— Start DATA SUPPLIED —

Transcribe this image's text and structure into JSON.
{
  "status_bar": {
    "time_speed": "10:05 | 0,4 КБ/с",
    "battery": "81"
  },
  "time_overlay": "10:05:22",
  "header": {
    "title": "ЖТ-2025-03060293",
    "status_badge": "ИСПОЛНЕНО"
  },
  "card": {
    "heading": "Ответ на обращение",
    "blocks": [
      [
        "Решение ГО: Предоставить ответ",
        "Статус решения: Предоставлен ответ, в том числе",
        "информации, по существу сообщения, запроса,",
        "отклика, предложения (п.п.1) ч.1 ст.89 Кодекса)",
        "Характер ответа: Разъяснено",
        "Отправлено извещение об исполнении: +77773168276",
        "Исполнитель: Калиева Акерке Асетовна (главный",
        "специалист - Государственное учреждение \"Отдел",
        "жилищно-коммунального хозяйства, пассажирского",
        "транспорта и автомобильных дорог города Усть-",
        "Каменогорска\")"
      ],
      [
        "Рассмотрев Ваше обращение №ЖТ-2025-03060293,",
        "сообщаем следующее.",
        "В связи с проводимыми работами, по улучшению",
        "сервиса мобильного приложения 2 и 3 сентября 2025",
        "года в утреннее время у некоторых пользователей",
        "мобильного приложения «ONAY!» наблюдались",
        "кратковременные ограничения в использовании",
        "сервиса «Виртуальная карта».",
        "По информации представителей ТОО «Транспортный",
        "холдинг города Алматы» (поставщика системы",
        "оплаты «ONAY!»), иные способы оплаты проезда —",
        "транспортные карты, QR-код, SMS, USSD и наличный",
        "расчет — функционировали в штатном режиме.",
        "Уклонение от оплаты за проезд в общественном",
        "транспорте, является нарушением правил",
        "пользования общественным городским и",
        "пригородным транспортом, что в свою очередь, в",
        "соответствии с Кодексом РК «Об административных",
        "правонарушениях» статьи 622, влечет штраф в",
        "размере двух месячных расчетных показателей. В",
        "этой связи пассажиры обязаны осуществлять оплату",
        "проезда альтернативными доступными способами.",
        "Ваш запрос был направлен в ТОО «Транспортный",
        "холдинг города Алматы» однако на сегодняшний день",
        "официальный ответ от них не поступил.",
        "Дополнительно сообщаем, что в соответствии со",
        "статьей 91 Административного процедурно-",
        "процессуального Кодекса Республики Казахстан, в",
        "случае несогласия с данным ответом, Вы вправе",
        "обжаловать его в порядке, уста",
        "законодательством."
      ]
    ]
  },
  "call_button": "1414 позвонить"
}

— End DATA SUPPLIED —

• **WHAT YOU ARE ASKED TO DO**: From the listing above, collect every line that mentions the word "города".

• **RESULT FOR THIS EXERCISE**:
        "транспорта и автомобильных дорог города Усть-",
        "холдинг города Алматы» (поставщика системы",
        "холдинг города Алматы» однако на сегодняшний день",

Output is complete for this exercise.